## Instruction
Every line that contains the word "name" should be copied out.

Dataset entries on figures:

start

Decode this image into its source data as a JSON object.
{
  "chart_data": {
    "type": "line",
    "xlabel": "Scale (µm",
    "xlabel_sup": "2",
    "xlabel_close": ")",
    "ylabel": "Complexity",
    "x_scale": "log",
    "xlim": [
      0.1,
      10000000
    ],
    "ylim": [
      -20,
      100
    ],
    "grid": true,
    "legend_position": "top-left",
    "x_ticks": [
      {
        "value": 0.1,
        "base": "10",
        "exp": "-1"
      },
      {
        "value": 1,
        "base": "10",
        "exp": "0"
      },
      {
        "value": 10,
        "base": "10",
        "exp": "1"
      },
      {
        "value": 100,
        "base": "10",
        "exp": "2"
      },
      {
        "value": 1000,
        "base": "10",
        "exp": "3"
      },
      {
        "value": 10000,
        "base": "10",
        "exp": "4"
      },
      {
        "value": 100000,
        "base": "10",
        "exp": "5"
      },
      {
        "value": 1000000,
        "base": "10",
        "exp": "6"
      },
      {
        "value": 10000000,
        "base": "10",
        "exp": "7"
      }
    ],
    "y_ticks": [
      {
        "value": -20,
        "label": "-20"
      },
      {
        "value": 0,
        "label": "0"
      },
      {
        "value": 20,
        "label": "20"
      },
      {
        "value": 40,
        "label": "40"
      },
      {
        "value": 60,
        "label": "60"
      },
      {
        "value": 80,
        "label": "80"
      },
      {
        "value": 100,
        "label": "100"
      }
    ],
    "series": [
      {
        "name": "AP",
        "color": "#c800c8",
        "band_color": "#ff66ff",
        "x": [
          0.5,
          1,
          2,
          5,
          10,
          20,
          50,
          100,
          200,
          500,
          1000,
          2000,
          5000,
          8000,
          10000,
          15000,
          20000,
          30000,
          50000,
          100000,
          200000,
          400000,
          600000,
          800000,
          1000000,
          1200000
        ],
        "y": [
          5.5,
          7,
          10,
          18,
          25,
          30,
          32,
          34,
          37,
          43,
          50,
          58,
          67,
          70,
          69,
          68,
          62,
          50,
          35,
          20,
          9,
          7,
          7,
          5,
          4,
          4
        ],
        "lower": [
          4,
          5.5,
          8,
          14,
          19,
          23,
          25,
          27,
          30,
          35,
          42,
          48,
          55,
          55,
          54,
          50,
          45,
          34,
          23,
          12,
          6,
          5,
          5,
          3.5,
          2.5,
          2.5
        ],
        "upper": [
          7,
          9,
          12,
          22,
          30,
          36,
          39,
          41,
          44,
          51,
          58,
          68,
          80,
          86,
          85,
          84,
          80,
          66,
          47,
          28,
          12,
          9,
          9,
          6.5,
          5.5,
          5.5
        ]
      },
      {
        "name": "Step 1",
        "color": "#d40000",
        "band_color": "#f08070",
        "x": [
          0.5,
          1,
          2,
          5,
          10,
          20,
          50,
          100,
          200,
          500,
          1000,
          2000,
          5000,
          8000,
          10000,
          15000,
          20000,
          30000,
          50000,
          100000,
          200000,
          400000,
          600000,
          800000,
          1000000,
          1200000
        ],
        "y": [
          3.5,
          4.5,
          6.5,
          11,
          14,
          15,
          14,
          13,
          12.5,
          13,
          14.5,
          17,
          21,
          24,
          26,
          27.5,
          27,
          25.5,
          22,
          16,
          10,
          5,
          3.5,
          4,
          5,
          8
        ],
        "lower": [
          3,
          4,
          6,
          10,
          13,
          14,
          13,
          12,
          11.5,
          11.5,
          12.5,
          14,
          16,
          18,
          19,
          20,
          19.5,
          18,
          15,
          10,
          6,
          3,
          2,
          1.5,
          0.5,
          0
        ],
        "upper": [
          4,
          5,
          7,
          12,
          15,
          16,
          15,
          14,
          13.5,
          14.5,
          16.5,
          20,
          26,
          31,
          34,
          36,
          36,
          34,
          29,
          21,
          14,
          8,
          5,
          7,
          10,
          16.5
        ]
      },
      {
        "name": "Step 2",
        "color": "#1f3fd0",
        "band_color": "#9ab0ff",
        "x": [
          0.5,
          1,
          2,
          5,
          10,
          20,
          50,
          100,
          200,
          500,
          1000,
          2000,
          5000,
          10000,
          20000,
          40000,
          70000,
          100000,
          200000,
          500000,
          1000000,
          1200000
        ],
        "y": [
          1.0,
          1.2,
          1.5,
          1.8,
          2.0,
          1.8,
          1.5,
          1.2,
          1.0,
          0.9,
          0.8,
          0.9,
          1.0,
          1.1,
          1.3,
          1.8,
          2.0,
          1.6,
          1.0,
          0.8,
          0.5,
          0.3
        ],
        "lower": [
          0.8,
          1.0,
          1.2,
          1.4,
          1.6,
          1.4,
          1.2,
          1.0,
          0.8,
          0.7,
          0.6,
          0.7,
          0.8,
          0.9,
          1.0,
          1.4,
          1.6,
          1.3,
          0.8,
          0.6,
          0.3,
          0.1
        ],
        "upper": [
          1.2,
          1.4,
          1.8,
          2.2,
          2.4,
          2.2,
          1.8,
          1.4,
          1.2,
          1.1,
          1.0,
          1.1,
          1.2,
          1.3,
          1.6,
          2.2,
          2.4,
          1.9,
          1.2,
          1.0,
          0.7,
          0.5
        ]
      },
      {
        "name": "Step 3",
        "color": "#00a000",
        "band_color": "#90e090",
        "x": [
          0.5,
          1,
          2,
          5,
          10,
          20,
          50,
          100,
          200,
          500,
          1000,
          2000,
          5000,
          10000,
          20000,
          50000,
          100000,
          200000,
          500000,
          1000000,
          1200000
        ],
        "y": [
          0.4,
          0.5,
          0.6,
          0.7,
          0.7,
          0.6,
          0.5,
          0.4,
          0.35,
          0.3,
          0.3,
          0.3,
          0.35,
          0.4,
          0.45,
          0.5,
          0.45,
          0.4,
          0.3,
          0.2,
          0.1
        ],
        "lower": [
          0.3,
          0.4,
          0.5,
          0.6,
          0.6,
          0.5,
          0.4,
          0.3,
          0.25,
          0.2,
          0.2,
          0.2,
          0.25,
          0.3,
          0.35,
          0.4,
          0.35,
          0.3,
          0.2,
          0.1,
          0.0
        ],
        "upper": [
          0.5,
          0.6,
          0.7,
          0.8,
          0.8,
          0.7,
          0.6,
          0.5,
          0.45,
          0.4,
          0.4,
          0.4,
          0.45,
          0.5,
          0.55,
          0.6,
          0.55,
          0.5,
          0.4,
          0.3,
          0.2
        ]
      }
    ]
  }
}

end

## Full solution
        "name": "AP",
        "name": "Step 1",
        "name": "Step 2",
        "name": "Step 3",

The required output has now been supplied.